*Objective:* Convert the records into a JSON list of strings, one string per line. Start at the first line of the records, stop after the line containing "y-tick-label: 0 [362, 149, 368, 160]", and omit blank lines.

-*-

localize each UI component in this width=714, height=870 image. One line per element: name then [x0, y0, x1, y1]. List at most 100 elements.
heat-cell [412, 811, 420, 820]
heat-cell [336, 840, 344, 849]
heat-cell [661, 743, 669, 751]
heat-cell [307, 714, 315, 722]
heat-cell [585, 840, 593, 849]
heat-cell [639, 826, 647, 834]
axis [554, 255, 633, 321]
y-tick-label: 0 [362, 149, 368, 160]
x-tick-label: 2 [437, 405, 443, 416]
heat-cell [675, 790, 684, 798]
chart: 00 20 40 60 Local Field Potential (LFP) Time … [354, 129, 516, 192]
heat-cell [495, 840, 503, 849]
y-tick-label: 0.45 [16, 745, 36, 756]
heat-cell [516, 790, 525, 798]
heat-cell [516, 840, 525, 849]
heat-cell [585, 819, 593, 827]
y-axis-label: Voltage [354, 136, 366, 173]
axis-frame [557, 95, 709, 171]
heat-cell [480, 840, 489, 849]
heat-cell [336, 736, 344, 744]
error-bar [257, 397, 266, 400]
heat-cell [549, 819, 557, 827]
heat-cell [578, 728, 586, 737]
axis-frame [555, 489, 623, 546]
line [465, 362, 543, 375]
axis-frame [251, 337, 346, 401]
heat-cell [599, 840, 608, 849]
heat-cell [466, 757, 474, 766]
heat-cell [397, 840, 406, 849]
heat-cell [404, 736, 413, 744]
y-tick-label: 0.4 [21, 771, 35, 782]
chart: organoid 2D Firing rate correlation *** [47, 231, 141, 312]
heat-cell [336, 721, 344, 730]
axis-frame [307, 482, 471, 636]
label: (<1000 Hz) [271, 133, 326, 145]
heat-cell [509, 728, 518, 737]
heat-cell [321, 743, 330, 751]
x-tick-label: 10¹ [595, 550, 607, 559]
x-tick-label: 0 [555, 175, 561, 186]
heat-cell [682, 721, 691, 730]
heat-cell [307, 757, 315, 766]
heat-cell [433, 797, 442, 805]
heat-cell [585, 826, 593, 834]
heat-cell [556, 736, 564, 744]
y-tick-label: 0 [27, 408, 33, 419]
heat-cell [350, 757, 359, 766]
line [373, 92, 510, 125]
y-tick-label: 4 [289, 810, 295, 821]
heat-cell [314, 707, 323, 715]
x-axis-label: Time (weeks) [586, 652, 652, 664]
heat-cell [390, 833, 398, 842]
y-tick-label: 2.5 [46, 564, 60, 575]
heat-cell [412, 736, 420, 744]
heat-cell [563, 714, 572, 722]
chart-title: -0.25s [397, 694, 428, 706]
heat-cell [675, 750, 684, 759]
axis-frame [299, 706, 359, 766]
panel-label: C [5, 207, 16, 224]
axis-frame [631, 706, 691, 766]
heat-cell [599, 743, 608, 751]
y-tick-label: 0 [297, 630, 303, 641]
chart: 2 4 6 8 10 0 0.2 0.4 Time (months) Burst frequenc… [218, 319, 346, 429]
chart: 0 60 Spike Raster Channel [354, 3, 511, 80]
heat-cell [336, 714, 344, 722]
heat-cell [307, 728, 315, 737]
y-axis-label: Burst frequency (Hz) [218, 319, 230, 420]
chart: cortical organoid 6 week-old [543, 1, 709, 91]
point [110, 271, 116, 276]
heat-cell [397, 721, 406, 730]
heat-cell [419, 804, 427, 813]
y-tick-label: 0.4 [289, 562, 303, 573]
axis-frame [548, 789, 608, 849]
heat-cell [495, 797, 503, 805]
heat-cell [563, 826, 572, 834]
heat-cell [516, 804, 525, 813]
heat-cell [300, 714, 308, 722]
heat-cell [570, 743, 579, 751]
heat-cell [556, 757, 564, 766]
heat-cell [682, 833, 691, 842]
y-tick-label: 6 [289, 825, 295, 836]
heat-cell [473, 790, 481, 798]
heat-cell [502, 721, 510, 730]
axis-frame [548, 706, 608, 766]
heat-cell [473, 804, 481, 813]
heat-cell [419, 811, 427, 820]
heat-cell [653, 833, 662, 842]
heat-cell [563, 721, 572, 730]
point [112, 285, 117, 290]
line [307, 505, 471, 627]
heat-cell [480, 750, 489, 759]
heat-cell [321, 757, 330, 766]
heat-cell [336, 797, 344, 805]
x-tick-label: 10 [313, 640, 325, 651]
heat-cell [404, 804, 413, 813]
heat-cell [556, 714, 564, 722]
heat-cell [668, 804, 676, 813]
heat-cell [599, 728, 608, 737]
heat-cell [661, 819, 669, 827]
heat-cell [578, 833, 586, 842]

-*-

*Reply:*
[
  "localize each UI component in this width=714, height=870 image. One line per element: name then [x0, y0, x1, y1]. List at most 100 elements.",
  "heat-cell [412, 811, 420, 820]",
  "heat-cell [336, 840, 344, 849]",
  "heat-cell [661, 743, 669, 751]",
  "heat-cell [307, 714, 315, 722]",
  "heat-cell [585, 840, 593, 849]",
  "heat-cell [639, 826, 647, 834]",
  "axis [554, 255, 633, 321]",
  "y-tick-label: 0 [362, 149, 368, 160]"
]